**STATED PROBLEM**
Transcribe all the records exactly and omit any images they hold.

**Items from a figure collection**
* * * *

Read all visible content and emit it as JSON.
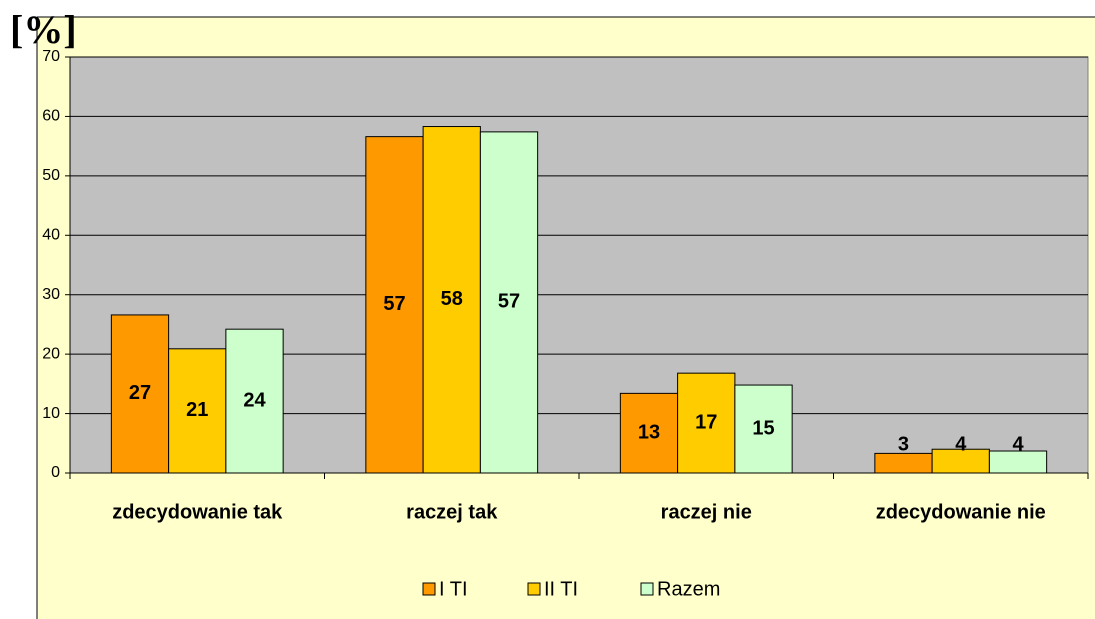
{
  "chart_data": {
    "type": "bar",
    "title": "[%]",
    "categories": [
      "zdecydowanie tak",
      "raczej tak",
      "raczej nie",
      "zdecydowanie nie"
    ],
    "series": [
      {
        "name": "I TI",
        "color": "#ff9900",
        "values": [
          26.6,
          56.6,
          13.4,
          3.3
        ],
        "value_labels": [
          "27",
          "57",
          "13",
          "3"
        ]
      },
      {
        "name": "II TI",
        "color": "#ffcc00",
        "values": [
          20.9,
          58.3,
          16.8,
          4.0
        ],
        "value_labels": [
          "21",
          "58",
          "17",
          "4"
        ]
      },
      {
        "name": "Razem",
        "color": "#ccffcc",
        "values": [
          24.2,
          57.4,
          14.8,
          3.7
        ],
        "value_labels": [
          "24",
          "57",
          "15",
          "4"
        ]
      }
    ],
    "ylim": [
      0,
      70
    ],
    "yticks": [
      0,
      10,
      20,
      30,
      40,
      50,
      60,
      70
    ],
    "grid": true,
    "legend": "bottom"
  }
}
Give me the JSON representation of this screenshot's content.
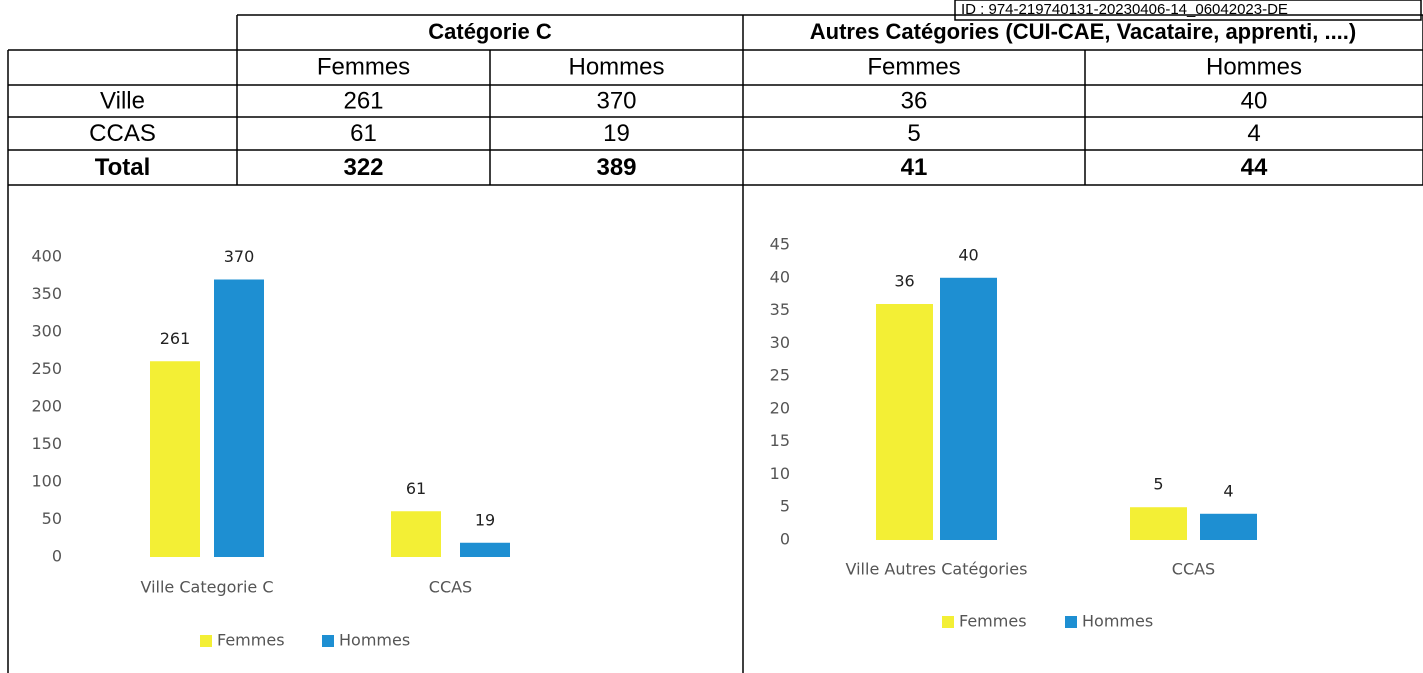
{
  "stamp": "ID : 974-219740131-20230406-14_06042023-DE",
  "table": {
    "groups": [
      "Catégorie C",
      "Autres Catégories (CUI-CAE, Vacataire, apprenti, ....)"
    ],
    "subheader": [
      "Femmes",
      "Hommes",
      "Femmes",
      "Hommes"
    ],
    "rows": [
      [
        "Ville",
        261,
        370,
        36,
        40
      ],
      [
        "CCAS",
        61,
        19,
        5,
        4
      ],
      [
        "Total",
        322,
        389,
        41,
        44
      ]
    ]
  },
  "chart_data": [
    {
      "type": "bar",
      "categories": [
        "Ville Categorie C",
        "CCAS"
      ],
      "series": [
        {
          "name": "Femmes",
          "color": "#f3ef35",
          "values": [
            261,
            61
          ]
        },
        {
          "name": "Hommes",
          "color": "#1e8fd2",
          "values": [
            370,
            19
          ]
        }
      ],
      "ylim": [
        0,
        400
      ],
      "yticks": [
        0,
        50,
        100,
        150,
        200,
        250,
        300,
        350,
        400
      ],
      "legend": "bottom"
    },
    {
      "type": "bar",
      "categories": [
        "Ville Autres Catégories",
        "CCAS"
      ],
      "series": [
        {
          "name": "Femmes",
          "color": "#f3ef35",
          "values": [
            36,
            5
          ]
        },
        {
          "name": "Hommes",
          "color": "#1e8fd2",
          "values": [
            40,
            4
          ]
        }
      ],
      "ylim": [
        0,
        45
      ],
      "yticks": [
        0,
        5,
        10,
        15,
        20,
        25,
        30,
        35,
        40,
        45
      ],
      "legend": "bottom"
    }
  ]
}
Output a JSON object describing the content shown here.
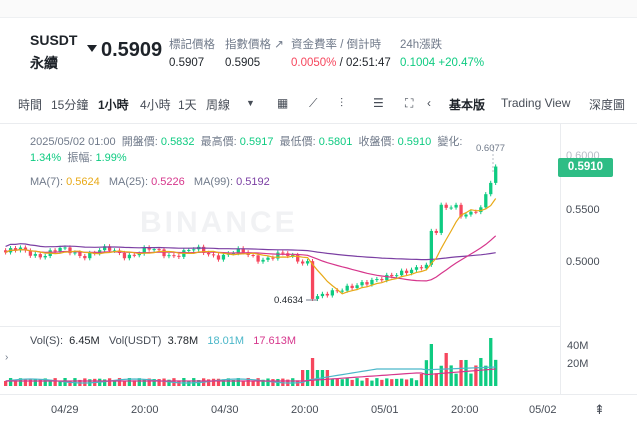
{
  "header": {
    "symbol": "SUSDT",
    "contract_type": "永續",
    "last_price": "0.5909",
    "mark_price_label": "標記價格",
    "mark_price": "0.5907",
    "index_price_label": "指數價格",
    "index_price": "0.5905",
    "index_arrow": "↗",
    "funding_label": "資金費率 / 倒計時",
    "funding_rate": "0.0050%",
    "funding_separator": "/",
    "countdown": "02:51:47",
    "change_label": "24h漲跌",
    "change_value": "0.1004 +20.47%"
  },
  "toolbar": {
    "time_label": "時間",
    "intervals": [
      "15分鐘",
      "1小時",
      "4小時",
      "1天",
      "周線"
    ],
    "active_interval": "1小時",
    "basic_label": "基本版",
    "tradingview_label": "Trading View",
    "depth_label": "深度圖"
  },
  "ohlc": {
    "date": "2025/05/02 01:00",
    "open_label": "開盤價:",
    "open": "0.5832",
    "high_label": "最高價:",
    "high": "0.5917",
    "low_label": "最低價:",
    "low": "0.5801",
    "close_label": "收盤價:",
    "close": "0.5910",
    "change_label": "變化:",
    "change": "1.34%",
    "amp_label": "振幅:",
    "amp": "1.99%"
  },
  "ma": {
    "ma7_label": "MA(7):",
    "ma7": "0.5624",
    "ma25_label": "MA(25):",
    "ma25": "0.5226",
    "ma99_label": "MA(99):",
    "ma99": "0.5192"
  },
  "volume": {
    "vol_s_label": "Vol(S):",
    "vol_s": "6.45M",
    "vol_usdt_label": "Vol(USDT)",
    "vol_usdt": "3.78M",
    "ma_a": "18.01M",
    "ma_b": "17.613M"
  },
  "chart_data": {
    "type": "candlestick",
    "y_ticks": [
      "0.6000",
      "0.5500",
      "0.5000"
    ],
    "current_price_tag": "0.5910",
    "high_marker": "0.6077",
    "low_marker": "0.4634",
    "vol_ticks": [
      "40M",
      "20M"
    ],
    "x_ticks": [
      "04/29",
      "20:00",
      "04/30",
      "20:00",
      "05/01",
      "20:00",
      "05/02"
    ],
    "watermark": "BINANCE",
    "colors": {
      "up": "#0ecb81",
      "down": "#f6465d",
      "ma7": "#e8a917",
      "ma25": "#d6368c",
      "ma99": "#7b3fa3"
    }
  }
}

* * * *

**RESPONSE TO THE TASK**
Read all visible content and emit it as JSON.
{
  "chart_data": {
    "type": "bar",
    "title": "[%]",
    "categories": [
      "zdecydowanie tak",
      "raczej tak",
      "raczej nie",
      "zdecydowanie nie"
    ],
    "series": [
      {
        "name": "I TI",
        "color": "#ff9900",
        "values": [
          26.6,
          56.6,
          13.4,
          3.3
        ],
        "value_labels": [
          "27",
          "57",
          "13",
          "3"
        ]
      },
      {
        "name": "II TI",
        "color": "#ffcc00",
        "values": [
          20.9,
          58.3,
          16.8,
          4.0
        ],
        "value_labels": [
          "21",
          "58",
          "17",
          "4"
        ]
      },
      {
        "name": "Razem",
        "color": "#ccffcc",
        "values": [
          24.2,
          57.4,
          14.8,
          3.7
        ],
        "value_labels": [
          "24",
          "57",
          "15",
          "4"
        ]
      }
    ],
    "ylim": [
      0,
      70
    ],
    "yticks": [
      0,
      10,
      20,
      30,
      40,
      50,
      60,
      70
    ],
    "grid": true,
    "legend": "bottom"
  }
}
Give me the JSON representation of this screenshot's content.
{
  "stamp": "ID : 974-219740131-20230406-14_06042023-DE",
  "table": {
    "groups": [
      "Catégorie C",
      "Autres Catégories (CUI-CAE, Vacataire, apprenti, ....)"
    ],
    "subheader": [
      "Femmes",
      "Hommes",
      "Femmes",
      "Hommes"
    ],
    "rows": [
      [
        "Ville",
        261,
        370,
        36,
        40
      ],
      [
        "CCAS",
        61,
        19,
        5,
        4
      ],
      [
        "Total",
        322,
        389,
        41,
        44
      ]
    ]
  },
  "chart_data": [
    {
      "type": "bar",
      "categories": [
        "Ville Categorie C",
        "CCAS"
      ],
      "series": [
        {
          "name": "Femmes",
          "color": "#f3ef35",
          "values": [
            261,
            61
          ]
        },
        {
          "name": "Hommes",
          "color": "#1e8fd2",
          "values": [
            370,
            19
          ]
        }
      ],
      "ylim": [
        0,
        400
      ],
      "yticks": [
        0,
        50,
        100,
        150,
        200,
        250,
        300,
        350,
        400
      ],
      "legend": "bottom"
    },
    {
      "type": "bar",
      "categories": [
        "Ville Autres Catégories",
        "CCAS"
      ],
      "series": [
        {
          "name": "Femmes",
          "color": "#f3ef35",
          "values": [
            36,
            5
          ]
        },
        {
          "name": "Hommes",
          "color": "#1e8fd2",
          "values": [
            40,
            4
          ]
        }
      ],
      "ylim": [
        0,
        45
      ],
      "yticks": [
        0,
        5,
        10,
        15,
        20,
        25,
        30,
        35,
        40,
        45
      ],
      "legend": "bottom"
    }
  ]
}
Output a JSON object describing the content shown here.
{
  "header": {
    "symbol": "SUSDT",
    "contract_type": "永續",
    "last_price": "0.5909",
    "mark_price_label": "標記價格",
    "mark_price": "0.5907",
    "index_price_label": "指數價格",
    "index_price": "0.5905",
    "index_arrow": "↗",
    "funding_label": "資金費率 / 倒計時",
    "funding_rate": "0.0050%",
    "funding_separator": "/",
    "countdown": "02:51:47",
    "change_label": "24h漲跌",
    "change_value": "0.1004 +20.47%"
  },
  "toolbar": {
    "time_label": "時間",
    "intervals": [
      "15分鐘",
      "1小時",
      "4小時",
      "1天",
      "周線"
    ],
    "active_interval": "1小時",
    "basic_label": "基本版",
    "tradingview_label": "Trading View",
    "depth_label": "深度圖"
  },
  "ohlc": {
    "date": "2025/05/02 01:00",
    "open_label": "開盤價:",
    "open": "0.5832",
    "high_label": "最高價:",
    "high": "0.5917",
    "low_label": "最低價:",
    "low": "0.5801",
    "close_label": "收盤價:",
    "close": "0.5910",
    "change_label": "變化:",
    "change": "1.34%",
    "amp_label": "振幅:",
    "amp": "1.99%"
  },
  "ma": {
    "ma7_label": "MA(7):",
    "ma7": "0.5624",
    "ma25_label": "MA(25):",
    "ma25": "0.5226",
    "ma99_label": "MA(99):",
    "ma99": "0.5192"
  },
  "volume": {
    "vol_s_label": "Vol(S):",
    "vol_s": "6.45M",
    "vol_usdt_label": "Vol(USDT)",
    "vol_usdt": "3.78M",
    "ma_a": "18.01M",
    "ma_b": "17.613M"
  },
  "chart_data": {
    "type": "candlestick",
    "y_ticks": [
      "0.6000",
      "0.5500",
      "0.5000"
    ],
    "current_price_tag": "0.5910",
    "high_marker": "0.6077",
    "low_marker": "0.4634",
    "vol_ticks": [
      "40M",
      "20M"
    ],
    "x_ticks": [
      "04/29",
      "20:00",
      "04/30",
      "20:00",
      "05/01",
      "20:00",
      "05/02"
    ],
    "watermark": "BINANCE",
    "colors": {
      "up": "#0ecb81",
      "down": "#f6465d",
      "ma7": "#e8a917",
      "ma25": "#d6368c",
      "ma99": "#7b3fa3"
    }
  }
}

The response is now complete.